▸ **STATED TASK**:
Determine the number of lines containing the word "Residential", and state that figure alone.

******************************

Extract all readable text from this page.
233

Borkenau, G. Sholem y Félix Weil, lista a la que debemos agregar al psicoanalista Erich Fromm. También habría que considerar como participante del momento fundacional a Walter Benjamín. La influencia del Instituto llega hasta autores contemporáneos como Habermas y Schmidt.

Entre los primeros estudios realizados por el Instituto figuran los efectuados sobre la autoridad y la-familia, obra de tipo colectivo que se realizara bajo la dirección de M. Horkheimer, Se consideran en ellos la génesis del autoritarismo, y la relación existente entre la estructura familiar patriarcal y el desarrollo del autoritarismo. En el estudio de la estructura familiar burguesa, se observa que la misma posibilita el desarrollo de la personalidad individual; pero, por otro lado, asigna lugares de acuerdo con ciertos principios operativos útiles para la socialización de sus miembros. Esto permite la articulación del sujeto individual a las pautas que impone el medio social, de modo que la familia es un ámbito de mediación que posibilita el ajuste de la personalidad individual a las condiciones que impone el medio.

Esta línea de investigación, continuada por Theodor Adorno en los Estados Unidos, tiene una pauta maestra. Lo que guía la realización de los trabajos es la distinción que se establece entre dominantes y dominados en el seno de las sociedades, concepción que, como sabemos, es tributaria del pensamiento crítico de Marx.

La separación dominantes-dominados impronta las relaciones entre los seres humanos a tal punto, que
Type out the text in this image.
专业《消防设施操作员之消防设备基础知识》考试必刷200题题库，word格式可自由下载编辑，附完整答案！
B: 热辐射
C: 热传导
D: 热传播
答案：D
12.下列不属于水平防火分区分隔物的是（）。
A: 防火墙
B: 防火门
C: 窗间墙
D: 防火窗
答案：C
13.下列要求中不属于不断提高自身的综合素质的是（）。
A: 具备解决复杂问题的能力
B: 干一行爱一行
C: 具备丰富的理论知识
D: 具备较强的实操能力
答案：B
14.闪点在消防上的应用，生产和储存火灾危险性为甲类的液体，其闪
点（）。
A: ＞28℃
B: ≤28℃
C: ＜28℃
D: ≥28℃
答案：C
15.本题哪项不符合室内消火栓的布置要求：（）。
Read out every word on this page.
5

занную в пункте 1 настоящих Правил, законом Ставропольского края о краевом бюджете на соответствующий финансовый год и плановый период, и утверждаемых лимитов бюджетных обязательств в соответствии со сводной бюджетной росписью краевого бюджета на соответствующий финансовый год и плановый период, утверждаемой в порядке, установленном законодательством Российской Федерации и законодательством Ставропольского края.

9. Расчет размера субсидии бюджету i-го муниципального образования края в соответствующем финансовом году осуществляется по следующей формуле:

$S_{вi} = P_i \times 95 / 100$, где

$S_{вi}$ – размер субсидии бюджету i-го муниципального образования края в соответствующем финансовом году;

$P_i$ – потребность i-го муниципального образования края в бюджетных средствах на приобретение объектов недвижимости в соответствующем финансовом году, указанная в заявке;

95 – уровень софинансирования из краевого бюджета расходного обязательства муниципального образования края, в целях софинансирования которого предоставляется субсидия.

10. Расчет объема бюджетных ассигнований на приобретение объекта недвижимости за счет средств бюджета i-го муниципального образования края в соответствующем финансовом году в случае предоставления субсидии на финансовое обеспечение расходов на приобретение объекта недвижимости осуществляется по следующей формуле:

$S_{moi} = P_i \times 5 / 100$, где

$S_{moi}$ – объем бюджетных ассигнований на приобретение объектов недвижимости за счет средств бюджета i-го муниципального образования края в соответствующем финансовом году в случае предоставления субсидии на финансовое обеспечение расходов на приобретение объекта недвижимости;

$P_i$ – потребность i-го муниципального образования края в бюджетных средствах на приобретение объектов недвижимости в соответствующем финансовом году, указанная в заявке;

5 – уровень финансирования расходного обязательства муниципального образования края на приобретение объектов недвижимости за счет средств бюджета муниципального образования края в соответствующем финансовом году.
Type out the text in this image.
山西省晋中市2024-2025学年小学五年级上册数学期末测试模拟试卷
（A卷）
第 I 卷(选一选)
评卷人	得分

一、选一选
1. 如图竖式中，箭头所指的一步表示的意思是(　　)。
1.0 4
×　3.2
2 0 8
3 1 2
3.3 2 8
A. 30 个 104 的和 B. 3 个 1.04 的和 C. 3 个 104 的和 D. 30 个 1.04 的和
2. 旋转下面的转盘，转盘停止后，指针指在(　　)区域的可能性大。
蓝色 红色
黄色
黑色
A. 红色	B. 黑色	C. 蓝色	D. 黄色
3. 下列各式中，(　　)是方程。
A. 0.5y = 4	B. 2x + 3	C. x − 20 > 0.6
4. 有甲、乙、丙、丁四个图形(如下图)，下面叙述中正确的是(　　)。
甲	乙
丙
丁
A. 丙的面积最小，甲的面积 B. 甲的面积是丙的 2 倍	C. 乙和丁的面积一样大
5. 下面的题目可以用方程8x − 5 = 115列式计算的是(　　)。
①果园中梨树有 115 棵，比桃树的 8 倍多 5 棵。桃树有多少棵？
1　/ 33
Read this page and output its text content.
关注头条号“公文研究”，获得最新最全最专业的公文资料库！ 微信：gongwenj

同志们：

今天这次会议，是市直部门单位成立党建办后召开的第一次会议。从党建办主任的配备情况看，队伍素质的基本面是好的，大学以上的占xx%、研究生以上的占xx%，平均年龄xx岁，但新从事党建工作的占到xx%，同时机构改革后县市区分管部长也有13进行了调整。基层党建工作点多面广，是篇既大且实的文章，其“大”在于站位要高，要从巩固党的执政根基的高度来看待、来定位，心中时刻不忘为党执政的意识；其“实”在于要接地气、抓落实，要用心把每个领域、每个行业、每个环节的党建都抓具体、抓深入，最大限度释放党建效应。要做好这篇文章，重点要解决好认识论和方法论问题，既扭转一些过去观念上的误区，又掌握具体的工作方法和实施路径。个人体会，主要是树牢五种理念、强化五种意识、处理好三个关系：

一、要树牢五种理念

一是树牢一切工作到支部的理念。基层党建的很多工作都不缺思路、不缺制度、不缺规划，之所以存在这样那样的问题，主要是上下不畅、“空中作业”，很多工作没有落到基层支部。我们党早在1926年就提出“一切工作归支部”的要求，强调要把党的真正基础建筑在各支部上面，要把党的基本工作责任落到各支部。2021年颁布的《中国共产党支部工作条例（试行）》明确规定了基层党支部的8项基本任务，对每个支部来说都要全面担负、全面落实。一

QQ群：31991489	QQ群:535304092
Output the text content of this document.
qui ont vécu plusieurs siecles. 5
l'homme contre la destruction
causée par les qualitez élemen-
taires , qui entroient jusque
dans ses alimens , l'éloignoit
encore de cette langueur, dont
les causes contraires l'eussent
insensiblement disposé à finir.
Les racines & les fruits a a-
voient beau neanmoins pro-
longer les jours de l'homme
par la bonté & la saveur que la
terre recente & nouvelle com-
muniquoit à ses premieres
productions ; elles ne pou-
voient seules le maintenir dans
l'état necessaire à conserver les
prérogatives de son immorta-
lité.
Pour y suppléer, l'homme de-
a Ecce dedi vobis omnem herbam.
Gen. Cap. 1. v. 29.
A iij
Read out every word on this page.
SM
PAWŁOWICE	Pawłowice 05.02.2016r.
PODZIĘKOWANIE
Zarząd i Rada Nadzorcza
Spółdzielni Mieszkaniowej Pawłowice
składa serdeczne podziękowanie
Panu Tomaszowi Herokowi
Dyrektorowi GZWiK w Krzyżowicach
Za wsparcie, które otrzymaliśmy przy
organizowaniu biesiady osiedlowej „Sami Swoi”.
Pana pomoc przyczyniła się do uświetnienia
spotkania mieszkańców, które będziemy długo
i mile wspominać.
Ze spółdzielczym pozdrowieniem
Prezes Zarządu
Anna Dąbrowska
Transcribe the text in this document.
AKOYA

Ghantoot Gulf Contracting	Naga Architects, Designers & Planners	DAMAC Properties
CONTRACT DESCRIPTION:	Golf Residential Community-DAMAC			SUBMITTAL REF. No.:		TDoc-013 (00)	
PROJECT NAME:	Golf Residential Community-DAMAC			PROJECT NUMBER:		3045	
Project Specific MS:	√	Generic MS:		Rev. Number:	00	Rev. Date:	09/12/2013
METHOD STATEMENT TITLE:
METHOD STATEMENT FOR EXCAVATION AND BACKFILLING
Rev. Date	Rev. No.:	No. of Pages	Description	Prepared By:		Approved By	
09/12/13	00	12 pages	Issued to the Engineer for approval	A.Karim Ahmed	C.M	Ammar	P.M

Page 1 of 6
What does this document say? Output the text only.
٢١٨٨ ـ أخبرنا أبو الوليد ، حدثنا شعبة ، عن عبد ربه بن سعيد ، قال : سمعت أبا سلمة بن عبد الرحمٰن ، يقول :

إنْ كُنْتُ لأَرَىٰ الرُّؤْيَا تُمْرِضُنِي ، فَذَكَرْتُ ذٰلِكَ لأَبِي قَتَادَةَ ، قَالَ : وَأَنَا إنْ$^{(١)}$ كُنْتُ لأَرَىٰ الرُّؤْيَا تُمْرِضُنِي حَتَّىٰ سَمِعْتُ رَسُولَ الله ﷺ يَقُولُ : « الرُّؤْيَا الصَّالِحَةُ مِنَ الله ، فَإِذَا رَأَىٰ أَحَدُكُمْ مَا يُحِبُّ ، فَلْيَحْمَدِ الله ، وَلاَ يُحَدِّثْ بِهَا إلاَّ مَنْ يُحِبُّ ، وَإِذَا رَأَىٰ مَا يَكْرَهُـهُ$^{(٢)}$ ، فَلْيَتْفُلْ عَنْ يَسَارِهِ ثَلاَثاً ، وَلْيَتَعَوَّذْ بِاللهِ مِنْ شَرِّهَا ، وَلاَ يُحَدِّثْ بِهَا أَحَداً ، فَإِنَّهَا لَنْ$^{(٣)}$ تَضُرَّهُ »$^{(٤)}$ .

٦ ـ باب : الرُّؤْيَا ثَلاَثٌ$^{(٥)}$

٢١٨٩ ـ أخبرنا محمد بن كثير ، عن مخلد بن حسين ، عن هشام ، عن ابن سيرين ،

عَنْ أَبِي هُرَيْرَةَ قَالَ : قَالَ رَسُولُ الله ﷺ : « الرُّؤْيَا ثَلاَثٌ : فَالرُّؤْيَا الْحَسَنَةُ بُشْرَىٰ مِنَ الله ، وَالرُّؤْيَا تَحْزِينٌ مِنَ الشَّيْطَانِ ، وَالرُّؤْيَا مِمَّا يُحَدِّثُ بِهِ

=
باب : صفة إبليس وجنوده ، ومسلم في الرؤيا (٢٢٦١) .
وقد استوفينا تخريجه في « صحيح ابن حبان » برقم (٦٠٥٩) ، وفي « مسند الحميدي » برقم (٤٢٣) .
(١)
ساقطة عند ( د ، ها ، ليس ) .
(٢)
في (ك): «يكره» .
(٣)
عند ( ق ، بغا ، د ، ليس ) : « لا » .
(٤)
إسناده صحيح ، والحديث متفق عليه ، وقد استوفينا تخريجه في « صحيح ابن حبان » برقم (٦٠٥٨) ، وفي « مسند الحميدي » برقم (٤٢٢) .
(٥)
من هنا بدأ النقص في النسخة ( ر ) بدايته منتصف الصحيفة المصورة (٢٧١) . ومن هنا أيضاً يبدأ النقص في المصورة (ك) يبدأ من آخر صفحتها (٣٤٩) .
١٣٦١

******************************

▸ **EXERCISE SOLUTION**:
2